▶ _WORK INSTRUCTION_: If a line in the listing includes the word "Press", copy it out.

▶ _MATERIALS PROVIDED_:
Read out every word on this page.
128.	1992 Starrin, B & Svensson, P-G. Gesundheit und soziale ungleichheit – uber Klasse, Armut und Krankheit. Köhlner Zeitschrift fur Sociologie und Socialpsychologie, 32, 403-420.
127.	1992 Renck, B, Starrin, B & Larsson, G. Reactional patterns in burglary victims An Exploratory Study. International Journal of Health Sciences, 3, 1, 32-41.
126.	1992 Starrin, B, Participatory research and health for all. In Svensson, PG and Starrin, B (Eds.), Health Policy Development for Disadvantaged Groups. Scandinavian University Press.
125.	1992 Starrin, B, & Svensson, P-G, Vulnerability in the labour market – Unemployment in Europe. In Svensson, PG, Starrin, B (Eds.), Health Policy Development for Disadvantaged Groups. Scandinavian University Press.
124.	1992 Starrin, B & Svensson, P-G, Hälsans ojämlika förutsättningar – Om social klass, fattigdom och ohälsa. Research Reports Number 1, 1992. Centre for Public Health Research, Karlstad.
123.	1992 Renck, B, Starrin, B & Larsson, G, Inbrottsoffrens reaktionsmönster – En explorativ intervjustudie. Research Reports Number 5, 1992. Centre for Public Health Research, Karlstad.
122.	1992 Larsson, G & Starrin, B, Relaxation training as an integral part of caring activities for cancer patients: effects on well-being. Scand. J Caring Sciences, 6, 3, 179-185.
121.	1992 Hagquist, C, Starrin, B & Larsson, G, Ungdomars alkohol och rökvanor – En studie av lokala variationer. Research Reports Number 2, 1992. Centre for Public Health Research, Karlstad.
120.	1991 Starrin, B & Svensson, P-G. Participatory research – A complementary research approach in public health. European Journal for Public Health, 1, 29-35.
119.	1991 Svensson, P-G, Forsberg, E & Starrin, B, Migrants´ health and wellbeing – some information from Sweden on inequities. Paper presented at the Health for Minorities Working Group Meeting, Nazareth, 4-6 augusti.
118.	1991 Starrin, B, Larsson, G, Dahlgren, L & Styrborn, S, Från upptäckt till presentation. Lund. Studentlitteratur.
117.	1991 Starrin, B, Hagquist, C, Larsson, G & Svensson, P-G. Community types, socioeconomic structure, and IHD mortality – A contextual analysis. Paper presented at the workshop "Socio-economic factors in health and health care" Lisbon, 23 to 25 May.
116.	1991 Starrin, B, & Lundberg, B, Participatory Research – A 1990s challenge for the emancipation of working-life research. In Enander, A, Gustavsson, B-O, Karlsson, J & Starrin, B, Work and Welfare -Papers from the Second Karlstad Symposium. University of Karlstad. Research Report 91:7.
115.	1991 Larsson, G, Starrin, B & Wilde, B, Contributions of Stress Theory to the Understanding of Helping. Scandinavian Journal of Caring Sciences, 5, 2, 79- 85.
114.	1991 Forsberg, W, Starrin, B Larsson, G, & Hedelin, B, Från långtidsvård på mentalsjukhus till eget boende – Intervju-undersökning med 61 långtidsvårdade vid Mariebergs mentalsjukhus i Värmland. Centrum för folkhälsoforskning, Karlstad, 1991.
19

▶ _RESULT OF THIS EXERCISE_:
126.	1992 Starrin, B, Participatory research and health for all. In Svensson, PG and Starrin, B (Eds.), Health Policy Development for Disadvantaged Groups. Scandinavian University Press.
125.	1992 Starrin, B, & Svensson, P-G, Vulnerability in the labour market – Unemployment in Europe. In Svensson, PG, Starrin, B (Eds.), Health Policy Development for Disadvantaged Groups. Scandinavian University Press.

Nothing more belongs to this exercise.